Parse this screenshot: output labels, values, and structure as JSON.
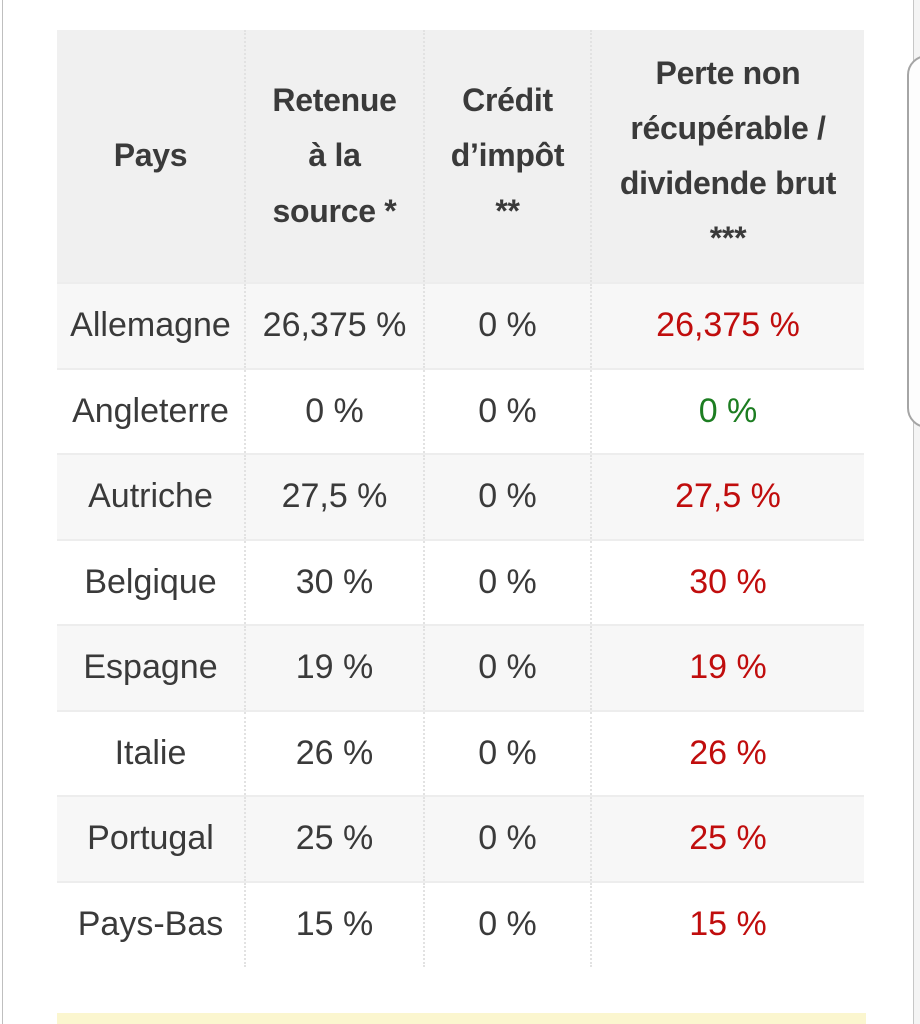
{
  "colors": {
    "red": "#c00d0d",
    "green": "#1c7d21",
    "text": "#3a3a3a",
    "header_bg": "#f0f0f0",
    "row_alt_bg": "#f7f7f7",
    "note_band_bg": "#fbf6cf"
  },
  "table": {
    "columns": [
      {
        "label": "Pays"
      },
      {
        "label": "Retenue\nà la\nsource *"
      },
      {
        "label": "Crédit\nd’impôt\n**"
      },
      {
        "label": "Perte non\nrécupérable /\ndividende brut\n***"
      }
    ],
    "rows": [
      {
        "pays": "Allemagne",
        "retenue": "26,375 %",
        "credit": "0 %",
        "perte": "26,375 %",
        "perte_color": "red"
      },
      {
        "pays": "Angleterre",
        "retenue": "0 %",
        "credit": "0 %",
        "perte": "0 %",
        "perte_color": "green"
      },
      {
        "pays": "Autriche",
        "retenue": "27,5 %",
        "credit": "0 %",
        "perte": "27,5 %",
        "perte_color": "red"
      },
      {
        "pays": "Belgique",
        "retenue": "30 %",
        "credit": "0 %",
        "perte": "30 %",
        "perte_color": "red"
      },
      {
        "pays": "Espagne",
        "retenue": "19 %",
        "credit": "0 %",
        "perte": "19 %",
        "perte_color": "red"
      },
      {
        "pays": "Italie",
        "retenue": "26 %",
        "credit": "0 %",
        "perte": "26 %",
        "perte_color": "red"
      },
      {
        "pays": "Portugal",
        "retenue": "25 %",
        "credit": "0 %",
        "perte": "25 %",
        "perte_color": "red"
      },
      {
        "pays": "Pays-Bas",
        "retenue": "15 %",
        "credit": "0 %",
        "perte": "15 %",
        "perte_color": "red"
      }
    ]
  }
}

—————

### BRIEF
Repeat each entry precisely as it appears. Leave the pictures out.

### RESPONSE
Parse this screenshot: output labels, values, and structure as JSON.
{
  "colors": {
    "red": "#c00d0d",
    "green": "#1c7d21",
    "text": "#3a3a3a",
    "header_bg": "#f0f0f0",
    "row_alt_bg": "#f7f7f7",
    "note_band_bg": "#fbf6cf"
  },
  "table": {
    "columns": [
      {
        "label": "Pays"
      },
      {
        "label": "Retenue\nà la\nsource *"
      },
      {
        "label": "Crédit\nd’impôt\n**"
      },
      {
        "label": "Perte non\nrécupérable /\ndividende brut\n***"
      }
    ],
    "rows": [
      {
        "pays": "Allemagne",
        "retenue": "26,375 %",
        "credit": "0 %",
        "perte": "26,375 %",
        "perte_color": "red"
      },
      {
        "pays": "Angleterre",
        "retenue": "0 %",
        "credit": "0 %",
        "perte": "0 %",
        "perte_color": "green"
      },
      {
        "pays": "Autriche",
        "retenue": "27,5 %",
        "credit": "0 %",
        "perte": "27,5 %",
        "perte_color": "red"
      },
      {
        "pays": "Belgique",
        "retenue": "30 %",
        "credit": "0 %",
        "perte": "30 %",
        "perte_color": "red"
      },
      {
        "pays": "Espagne",
        "retenue": "19 %",
        "credit": "0 %",
        "perte": "19 %",
        "perte_color": "red"
      },
      {
        "pays": "Italie",
        "retenue": "26 %",
        "credit": "0 %",
        "perte": "26 %",
        "perte_color": "red"
      },
      {
        "pays": "Portugal",
        "retenue": "25 %",
        "credit": "0 %",
        "perte": "25 %",
        "perte_color": "red"
      },
      {
        "pays": "Pays-Bas",
        "retenue": "15 %",
        "credit": "0 %",
        "perte": "15 %",
        "perte_color": "red"
      }
    ]
  }
}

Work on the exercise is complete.